▸ MATERIAL SUPPLIED
┌────────

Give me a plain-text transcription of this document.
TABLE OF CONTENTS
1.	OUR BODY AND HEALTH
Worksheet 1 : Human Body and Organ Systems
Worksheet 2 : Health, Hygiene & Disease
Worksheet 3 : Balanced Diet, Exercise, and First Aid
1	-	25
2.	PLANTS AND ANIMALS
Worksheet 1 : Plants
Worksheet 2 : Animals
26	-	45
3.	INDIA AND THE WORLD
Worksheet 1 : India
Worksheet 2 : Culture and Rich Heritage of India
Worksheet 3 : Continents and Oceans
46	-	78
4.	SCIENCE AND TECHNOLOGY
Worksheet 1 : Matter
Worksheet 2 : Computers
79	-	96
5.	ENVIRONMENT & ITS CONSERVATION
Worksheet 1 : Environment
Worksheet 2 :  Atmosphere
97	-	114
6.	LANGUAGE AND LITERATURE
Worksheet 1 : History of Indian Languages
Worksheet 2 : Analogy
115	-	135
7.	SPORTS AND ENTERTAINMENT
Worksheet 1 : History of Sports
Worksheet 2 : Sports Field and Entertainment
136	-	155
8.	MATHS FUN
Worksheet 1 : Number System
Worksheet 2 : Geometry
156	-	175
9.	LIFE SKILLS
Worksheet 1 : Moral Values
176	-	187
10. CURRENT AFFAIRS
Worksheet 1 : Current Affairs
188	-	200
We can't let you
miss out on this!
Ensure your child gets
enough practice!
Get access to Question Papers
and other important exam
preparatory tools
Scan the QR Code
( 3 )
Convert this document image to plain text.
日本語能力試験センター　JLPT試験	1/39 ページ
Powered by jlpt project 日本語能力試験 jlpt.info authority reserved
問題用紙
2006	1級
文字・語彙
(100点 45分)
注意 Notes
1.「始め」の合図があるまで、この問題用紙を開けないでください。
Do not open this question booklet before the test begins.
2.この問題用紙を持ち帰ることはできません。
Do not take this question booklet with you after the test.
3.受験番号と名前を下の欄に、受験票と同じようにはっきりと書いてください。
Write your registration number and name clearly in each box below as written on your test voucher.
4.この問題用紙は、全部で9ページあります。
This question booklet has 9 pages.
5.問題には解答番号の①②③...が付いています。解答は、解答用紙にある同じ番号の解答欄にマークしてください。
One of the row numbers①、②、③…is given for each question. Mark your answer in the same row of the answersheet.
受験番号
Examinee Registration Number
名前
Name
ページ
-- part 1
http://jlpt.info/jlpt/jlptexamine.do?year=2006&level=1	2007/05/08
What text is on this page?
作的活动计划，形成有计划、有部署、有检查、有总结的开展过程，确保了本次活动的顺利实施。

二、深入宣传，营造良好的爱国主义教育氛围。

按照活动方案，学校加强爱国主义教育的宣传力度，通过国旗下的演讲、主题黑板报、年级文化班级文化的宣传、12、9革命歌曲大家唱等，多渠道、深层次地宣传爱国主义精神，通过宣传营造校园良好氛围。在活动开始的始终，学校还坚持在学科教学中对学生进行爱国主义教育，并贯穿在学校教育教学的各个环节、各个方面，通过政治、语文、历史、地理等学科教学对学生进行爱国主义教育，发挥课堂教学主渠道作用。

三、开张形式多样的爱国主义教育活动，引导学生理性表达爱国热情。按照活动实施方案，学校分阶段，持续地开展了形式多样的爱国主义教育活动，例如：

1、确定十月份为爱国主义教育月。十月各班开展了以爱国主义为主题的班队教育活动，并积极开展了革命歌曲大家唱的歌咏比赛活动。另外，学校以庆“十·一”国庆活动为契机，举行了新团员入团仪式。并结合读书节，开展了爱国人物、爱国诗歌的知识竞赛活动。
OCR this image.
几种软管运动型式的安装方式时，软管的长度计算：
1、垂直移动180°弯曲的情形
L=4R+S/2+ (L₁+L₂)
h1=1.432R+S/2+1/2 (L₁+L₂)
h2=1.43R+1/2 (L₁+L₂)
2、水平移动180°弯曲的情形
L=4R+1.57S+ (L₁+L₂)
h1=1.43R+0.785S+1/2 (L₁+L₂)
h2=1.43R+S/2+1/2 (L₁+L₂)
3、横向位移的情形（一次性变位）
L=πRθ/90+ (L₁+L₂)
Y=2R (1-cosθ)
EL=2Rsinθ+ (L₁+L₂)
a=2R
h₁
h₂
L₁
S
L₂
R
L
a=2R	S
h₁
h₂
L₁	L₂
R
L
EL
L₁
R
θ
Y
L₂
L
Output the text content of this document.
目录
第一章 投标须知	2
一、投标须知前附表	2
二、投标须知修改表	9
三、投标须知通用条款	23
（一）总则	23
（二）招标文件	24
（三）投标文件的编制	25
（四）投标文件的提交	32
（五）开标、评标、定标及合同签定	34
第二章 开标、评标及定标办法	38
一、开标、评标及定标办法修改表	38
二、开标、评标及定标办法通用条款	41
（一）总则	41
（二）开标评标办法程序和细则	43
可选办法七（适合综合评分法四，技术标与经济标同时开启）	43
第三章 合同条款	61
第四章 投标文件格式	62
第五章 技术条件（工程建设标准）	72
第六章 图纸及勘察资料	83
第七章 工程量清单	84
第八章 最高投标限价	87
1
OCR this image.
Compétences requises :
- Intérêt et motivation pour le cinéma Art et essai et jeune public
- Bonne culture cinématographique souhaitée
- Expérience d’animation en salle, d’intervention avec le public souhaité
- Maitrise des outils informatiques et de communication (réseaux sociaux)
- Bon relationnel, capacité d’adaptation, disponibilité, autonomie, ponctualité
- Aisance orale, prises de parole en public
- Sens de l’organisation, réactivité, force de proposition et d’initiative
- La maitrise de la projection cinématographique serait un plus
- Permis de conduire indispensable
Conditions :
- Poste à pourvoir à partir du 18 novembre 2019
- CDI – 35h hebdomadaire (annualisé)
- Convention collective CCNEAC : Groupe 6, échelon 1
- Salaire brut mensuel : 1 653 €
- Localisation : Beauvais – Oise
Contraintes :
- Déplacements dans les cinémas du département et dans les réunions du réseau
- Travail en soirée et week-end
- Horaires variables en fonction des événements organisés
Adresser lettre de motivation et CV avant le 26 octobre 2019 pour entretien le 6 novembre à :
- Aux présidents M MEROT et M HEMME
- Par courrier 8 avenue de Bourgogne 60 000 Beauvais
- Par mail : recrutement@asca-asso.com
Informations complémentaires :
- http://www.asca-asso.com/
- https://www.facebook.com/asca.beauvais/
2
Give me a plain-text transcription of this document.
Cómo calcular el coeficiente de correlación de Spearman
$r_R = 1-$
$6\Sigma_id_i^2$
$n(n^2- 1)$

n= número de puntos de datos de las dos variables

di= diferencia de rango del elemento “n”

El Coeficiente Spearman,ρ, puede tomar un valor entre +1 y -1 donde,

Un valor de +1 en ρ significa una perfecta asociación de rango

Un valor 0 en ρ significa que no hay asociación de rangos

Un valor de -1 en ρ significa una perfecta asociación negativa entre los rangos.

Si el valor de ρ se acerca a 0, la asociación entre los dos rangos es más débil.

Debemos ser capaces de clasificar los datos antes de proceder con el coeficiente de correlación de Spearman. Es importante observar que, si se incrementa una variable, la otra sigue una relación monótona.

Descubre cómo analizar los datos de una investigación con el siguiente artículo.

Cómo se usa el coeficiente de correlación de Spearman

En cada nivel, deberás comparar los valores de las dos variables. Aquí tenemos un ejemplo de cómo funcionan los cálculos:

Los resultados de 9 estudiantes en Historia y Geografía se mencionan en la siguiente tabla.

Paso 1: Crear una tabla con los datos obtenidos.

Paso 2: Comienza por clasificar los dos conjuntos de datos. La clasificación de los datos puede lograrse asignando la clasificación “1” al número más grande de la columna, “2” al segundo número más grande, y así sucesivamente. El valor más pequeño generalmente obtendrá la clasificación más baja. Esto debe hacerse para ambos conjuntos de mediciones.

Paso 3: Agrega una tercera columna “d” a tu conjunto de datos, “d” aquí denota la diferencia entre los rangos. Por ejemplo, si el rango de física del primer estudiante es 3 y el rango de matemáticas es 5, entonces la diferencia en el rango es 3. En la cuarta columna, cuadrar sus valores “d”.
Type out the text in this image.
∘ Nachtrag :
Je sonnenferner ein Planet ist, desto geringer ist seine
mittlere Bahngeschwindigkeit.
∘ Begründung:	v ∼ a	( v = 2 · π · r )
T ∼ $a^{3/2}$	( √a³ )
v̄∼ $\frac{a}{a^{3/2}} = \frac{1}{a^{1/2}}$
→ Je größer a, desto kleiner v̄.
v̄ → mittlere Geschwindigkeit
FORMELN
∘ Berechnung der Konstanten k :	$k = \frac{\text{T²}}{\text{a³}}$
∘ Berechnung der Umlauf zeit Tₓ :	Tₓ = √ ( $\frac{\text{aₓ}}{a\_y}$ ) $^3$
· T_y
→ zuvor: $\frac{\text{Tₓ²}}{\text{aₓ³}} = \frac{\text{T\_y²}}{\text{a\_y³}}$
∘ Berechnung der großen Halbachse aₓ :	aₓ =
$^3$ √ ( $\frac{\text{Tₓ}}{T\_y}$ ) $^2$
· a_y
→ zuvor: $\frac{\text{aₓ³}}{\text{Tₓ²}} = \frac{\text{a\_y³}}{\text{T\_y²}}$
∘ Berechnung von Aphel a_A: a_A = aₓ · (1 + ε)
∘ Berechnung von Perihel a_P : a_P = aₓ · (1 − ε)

└────────

▸ TASK OBJECTIVE
Return each line among the entries that holds the word "correlación".

▸ EXPECTED ANSWER
Cómo calcular el coeficiente de correlación de Spearman
Debemos ser capaces de clasificar los datos antes de proceder con el coeficiente de correlación de Spearman. Es importante observar que, si se incrementa una variable, la otra sigue una relación monótona.
Cómo se usa el coeficiente de correlación de Spearman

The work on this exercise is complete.